Every line of the records below should be restated exactly.

Stored rows »
━━━━━━
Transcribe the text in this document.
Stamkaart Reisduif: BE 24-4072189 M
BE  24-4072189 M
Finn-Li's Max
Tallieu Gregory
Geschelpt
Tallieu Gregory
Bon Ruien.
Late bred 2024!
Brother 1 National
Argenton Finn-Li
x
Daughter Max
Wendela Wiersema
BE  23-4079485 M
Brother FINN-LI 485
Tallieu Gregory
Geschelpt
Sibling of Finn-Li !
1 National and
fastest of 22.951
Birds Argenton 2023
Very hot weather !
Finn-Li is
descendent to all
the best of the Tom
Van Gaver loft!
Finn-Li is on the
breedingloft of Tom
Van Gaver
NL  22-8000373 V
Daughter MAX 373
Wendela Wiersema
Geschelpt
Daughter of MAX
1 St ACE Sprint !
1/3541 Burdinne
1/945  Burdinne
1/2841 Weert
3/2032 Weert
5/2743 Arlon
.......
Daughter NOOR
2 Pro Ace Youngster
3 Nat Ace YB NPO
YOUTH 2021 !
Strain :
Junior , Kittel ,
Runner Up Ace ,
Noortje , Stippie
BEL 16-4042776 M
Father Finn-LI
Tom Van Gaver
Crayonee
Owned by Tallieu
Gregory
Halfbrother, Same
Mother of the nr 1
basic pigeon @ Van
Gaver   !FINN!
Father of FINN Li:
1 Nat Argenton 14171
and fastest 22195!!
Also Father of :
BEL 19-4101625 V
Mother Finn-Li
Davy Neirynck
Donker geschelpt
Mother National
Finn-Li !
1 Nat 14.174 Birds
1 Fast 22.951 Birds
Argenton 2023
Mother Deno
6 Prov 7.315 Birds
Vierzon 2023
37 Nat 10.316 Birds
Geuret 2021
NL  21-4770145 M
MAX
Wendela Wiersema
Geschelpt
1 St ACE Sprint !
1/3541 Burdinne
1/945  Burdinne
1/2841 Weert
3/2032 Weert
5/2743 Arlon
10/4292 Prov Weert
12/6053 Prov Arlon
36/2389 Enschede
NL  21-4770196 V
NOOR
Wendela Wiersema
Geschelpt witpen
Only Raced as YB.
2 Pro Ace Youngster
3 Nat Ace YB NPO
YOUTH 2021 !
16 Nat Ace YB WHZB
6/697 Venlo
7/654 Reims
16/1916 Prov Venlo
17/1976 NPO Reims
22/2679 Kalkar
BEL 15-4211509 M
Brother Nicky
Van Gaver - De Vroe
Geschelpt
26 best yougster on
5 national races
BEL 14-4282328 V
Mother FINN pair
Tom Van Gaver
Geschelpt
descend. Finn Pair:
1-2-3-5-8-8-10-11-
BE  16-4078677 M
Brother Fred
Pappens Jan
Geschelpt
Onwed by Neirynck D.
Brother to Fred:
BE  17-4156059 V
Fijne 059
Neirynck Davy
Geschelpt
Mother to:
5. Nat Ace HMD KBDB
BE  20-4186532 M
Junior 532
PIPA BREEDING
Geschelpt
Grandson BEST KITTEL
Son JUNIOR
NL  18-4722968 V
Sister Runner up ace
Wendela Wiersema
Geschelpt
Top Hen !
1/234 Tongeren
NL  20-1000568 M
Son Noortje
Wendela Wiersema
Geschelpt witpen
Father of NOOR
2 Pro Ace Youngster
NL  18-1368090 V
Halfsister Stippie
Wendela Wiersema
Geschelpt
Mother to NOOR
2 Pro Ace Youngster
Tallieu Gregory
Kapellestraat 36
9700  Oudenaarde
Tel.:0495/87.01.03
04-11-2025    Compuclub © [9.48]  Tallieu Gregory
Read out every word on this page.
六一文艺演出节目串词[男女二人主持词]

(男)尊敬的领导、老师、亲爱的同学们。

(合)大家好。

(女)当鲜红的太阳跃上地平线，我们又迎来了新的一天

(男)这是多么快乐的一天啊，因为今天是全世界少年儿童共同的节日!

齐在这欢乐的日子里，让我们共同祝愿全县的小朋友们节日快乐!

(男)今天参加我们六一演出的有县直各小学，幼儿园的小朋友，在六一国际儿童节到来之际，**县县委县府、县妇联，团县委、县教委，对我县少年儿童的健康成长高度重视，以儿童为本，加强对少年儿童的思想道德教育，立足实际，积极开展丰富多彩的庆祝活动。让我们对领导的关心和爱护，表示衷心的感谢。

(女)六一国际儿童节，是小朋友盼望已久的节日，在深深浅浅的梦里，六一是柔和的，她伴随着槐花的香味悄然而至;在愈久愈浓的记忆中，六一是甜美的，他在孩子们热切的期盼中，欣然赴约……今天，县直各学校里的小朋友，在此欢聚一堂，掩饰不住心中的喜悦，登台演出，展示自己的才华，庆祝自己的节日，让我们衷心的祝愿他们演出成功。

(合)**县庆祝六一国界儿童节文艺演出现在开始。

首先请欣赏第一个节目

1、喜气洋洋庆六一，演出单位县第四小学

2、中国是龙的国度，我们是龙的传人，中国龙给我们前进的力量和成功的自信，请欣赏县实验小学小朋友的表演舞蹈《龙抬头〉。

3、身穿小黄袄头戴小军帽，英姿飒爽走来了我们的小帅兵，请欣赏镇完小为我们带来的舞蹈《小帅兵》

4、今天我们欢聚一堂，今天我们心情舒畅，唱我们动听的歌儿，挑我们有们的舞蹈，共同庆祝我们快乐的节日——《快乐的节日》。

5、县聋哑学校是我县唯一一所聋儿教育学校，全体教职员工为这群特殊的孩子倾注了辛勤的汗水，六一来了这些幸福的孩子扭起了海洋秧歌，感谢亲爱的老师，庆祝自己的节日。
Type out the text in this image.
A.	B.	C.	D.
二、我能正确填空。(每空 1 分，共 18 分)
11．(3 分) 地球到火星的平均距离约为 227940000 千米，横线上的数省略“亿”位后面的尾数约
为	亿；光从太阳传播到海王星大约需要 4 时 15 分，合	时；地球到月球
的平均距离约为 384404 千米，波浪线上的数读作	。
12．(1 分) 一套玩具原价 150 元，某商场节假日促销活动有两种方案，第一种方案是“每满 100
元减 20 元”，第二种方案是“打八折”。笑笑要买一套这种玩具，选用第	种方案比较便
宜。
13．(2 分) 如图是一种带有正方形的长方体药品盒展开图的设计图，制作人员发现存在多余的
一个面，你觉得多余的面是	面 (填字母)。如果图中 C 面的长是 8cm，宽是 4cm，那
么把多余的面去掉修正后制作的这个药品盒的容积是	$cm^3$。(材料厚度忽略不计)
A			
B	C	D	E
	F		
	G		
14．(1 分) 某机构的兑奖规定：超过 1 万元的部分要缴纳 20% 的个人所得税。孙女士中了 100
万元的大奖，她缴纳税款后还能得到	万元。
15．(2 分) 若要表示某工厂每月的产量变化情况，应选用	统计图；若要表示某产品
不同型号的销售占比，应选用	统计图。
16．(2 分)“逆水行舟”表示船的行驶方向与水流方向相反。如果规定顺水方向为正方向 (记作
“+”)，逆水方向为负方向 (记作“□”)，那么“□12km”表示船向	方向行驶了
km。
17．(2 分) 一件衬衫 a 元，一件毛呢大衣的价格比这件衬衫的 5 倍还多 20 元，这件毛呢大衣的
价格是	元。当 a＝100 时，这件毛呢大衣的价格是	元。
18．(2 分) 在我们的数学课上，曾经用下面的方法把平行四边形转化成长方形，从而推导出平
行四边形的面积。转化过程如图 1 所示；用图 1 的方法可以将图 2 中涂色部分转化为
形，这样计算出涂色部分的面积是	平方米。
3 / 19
━━━━━━
Answer to this task »
Transcribe the text in this document.
Stamkaart Reisduif: BE 24-4072189 M
BE  24-4072189 M
Finn-Li's Max
Tallieu Gregory
Geschelpt
Tallieu Gregory
Bon Ruien.
Late bred 2024!
Brother 1 National
Argenton Finn-Li
x
Daughter Max
Wendela Wiersema
BE  23-4079485 M
Brother FINN-LI 485
Tallieu Gregory
Geschelpt
Sibling of Finn-Li !
1 National and
fastest of 22.951
Birds Argenton 2023
Very hot weather !
Finn-Li is
descendent to all
the best of the Tom
Van Gaver loft!
Finn-Li is on the
breedingloft of Tom
Van Gaver
NL  22-8000373 V
Daughter MAX 373
Wendela Wiersema
Geschelpt
Daughter of MAX
1 St ACE Sprint !
1/3541 Burdinne
1/945  Burdinne
1/2841 Weert
3/2032 Weert
5/2743 Arlon
.......
Daughter NOOR
2 Pro Ace Youngster
3 Nat Ace YB NPO
YOUTH 2021 !
Strain :
Junior , Kittel ,
Runner Up Ace ,
Noortje , Stippie
BEL 16-4042776 M
Father Finn-LI
Tom Van Gaver
Crayonee
Owned by Tallieu
Gregory
Halfbrother, Same
Mother of the nr 1
basic pigeon @ Van
Gaver   !FINN!
Father of FINN Li:
1 Nat Argenton 14171
and fastest 22195!!
Also Father of :
BEL 19-4101625 V
Mother Finn-Li
Davy Neirynck
Donker geschelpt
Mother National
Finn-Li !
1 Nat 14.174 Birds
1 Fast 22.951 Birds
Argenton 2023
Mother Deno
6 Prov 7.315 Birds
Vierzon 2023
37 Nat 10.316 Birds
Geuret 2021
NL  21-4770145 M
MAX
Wendela Wiersema
Geschelpt
1 St ACE Sprint !
1/3541 Burdinne
1/945  Burdinne
1/2841 Weert
3/2032 Weert
5/2743 Arlon
10/4292 Prov Weert
12/6053 Prov Arlon
36/2389 Enschede
NL  21-4770196 V
NOOR
Wendela Wiersema
Geschelpt witpen
Only Raced as YB.
2 Pro Ace Youngster
3 Nat Ace YB NPO
YOUTH 2021 !
16 Nat Ace YB WHZB
6/697 Venlo
7/654 Reims
16/1916 Prov Venlo
17/1976 NPO Reims
22/2679 Kalkar
BEL 15-4211509 M
Brother Nicky
Van Gaver - De Vroe
Geschelpt
26 best yougster on
5 national races
BEL 14-4282328 V
Mother FINN pair
Tom Van Gaver
Geschelpt
descend. Finn Pair:
1-2-3-5-8-8-10-11-
BE  16-4078677 M
Brother Fred
Pappens Jan
Geschelpt
Onwed by Neirynck D.
Brother to Fred:
BE  17-4156059 V
Fijne 059
Neirynck Davy
Geschelpt
Mother to:
5. Nat Ace HMD KBDB
BE  20-4186532 M
Junior 532
PIPA BREEDING
Geschelpt
Grandson BEST KITTEL
Son JUNIOR
NL  18-4722968 V
Sister Runner up ace
Wendela Wiersema
Geschelpt
Top Hen !
1/234 Tongeren
NL  20-1000568 M
Son Noortje
Wendela Wiersema
Geschelpt witpen
Father of NOOR
2 Pro Ace Youngster
NL  18-1368090 V
Halfsister Stippie
Wendela Wiersema
Geschelpt
Mother to NOOR
2 Pro Ace Youngster
Tallieu Gregory
Kapellestraat 36
9700  Oudenaarde
Tel.:0495/87.01.03
04-11-2025    Compuclub © [9.48]  Tallieu Gregory
Read out every word on this page.
六一文艺演出节目串词[男女二人主持词]

(男)尊敬的领导、老师、亲爱的同学们。

(合)大家好。

(女)当鲜红的太阳跃上地平线，我们又迎来了新的一天

(男)这是多么快乐的一天啊，因为今天是全世界少年儿童共同的节日!

齐在这欢乐的日子里，让我们共同祝愿全县的小朋友们节日快乐!

(男)今天参加我们六一演出的有县直各小学，幼儿园的小朋友，在六一国际儿童节到来之际，**县县委县府、县妇联，团县委、县教委，对我县少年儿童的健康成长高度重视，以儿童为本，加强对少年儿童的思想道德教育，立足实际，积极开展丰富多彩的庆祝活动。让我们对领导的关心和爱护，表示衷心的感谢。

(女)六一国际儿童节，是小朋友盼望已久的节日，在深深浅浅的梦里，六一是柔和的，她伴随着槐花的香味悄然而至;在愈久愈浓的记忆中，六一是甜美的，他在孩子们热切的期盼中，欣然赴约……今天，县直各学校里的小朋友，在此欢聚一堂，掩饰不住心中的喜悦，登台演出，展示自己的才华，庆祝自己的节日，让我们衷心的祝愿他们演出成功。

(合)**县庆祝六一国界儿童节文艺演出现在开始。

首先请欣赏第一个节目

1、喜气洋洋庆六一，演出单位县第四小学

2、中国是龙的国度，我们是龙的传人，中国龙给我们前进的力量和成功的自信，请欣赏县实验小学小朋友的表演舞蹈《龙抬头〉。

3、身穿小黄袄头戴小军帽，英姿飒爽走来了我们的小帅兵，请欣赏镇完小为我们带来的舞蹈《小帅兵》

4、今天我们欢聚一堂，今天我们心情舒畅，唱我们动听的歌儿，挑我们有们的舞蹈，共同庆祝我们快乐的节日——《快乐的节日》。

5、县聋哑学校是我县唯一一所聋儿教育学校，全体教职员工为这群特殊的孩子倾注了辛勤的汗水，六一来了这些幸福的孩子扭起了海洋秧歌，感谢亲爱的老师，庆祝自己的节日。
Type out the text in this image.
A.	B.	C.	D.
二、我能正确填空。(每空 1 分，共 18 分)
11．(3 分) 地球到火星的平均距离约为 227940000 千米，横线上的数省略“亿”位后面的尾数约
为	亿；光从太阳传播到海王星大约需要 4 时 15 分，合	时；地球到月球
的平均距离约为 384404 千米，波浪线上的数读作	。
12．(1 分) 一套玩具原价 150 元，某商场节假日促销活动有两种方案，第一种方案是“每满 100
元减 20 元”，第二种方案是“打八折”。笑笑要买一套这种玩具，选用第	种方案比较便
宜。
13．(2 分) 如图是一种带有正方形的长方体药品盒展开图的设计图，制作人员发现存在多余的
一个面，你觉得多余的面是	面 (填字母)。如果图中 C 面的长是 8cm，宽是 4cm，那
么把多余的面去掉修正后制作的这个药品盒的容积是	$cm^3$。(材料厚度忽略不计)
A			
B	C	D	E
	F		
	G		
14．(1 分) 某机构的兑奖规定：超过 1 万元的部分要缴纳 20% 的个人所得税。孙女士中了 100
万元的大奖，她缴纳税款后还能得到	万元。
15．(2 分) 若要表示某工厂每月的产量变化情况，应选用	统计图；若要表示某产品
不同型号的销售占比，应选用	统计图。
16．(2 分)“逆水行舟”表示船的行驶方向与水流方向相反。如果规定顺水方向为正方向 (记作
“+”)，逆水方向为负方向 (记作“□”)，那么“□12km”表示船向	方向行驶了
km。
17．(2 分) 一件衬衫 a 元，一件毛呢大衣的价格比这件衬衫的 5 倍还多 20 元，这件毛呢大衣的
价格是	元。当 a＝100 时，这件毛呢大衣的价格是	元。
18．(2 分) 在我们的数学课上，曾经用下面的方法把平行四边形转化成长方形，从而推导出平
行四边形的面积。转化过程如图 1 所示；用图 1 的方法可以将图 2 中涂色部分转化为
形，这样计算出涂色部分的面积是	平方米。
3 / 19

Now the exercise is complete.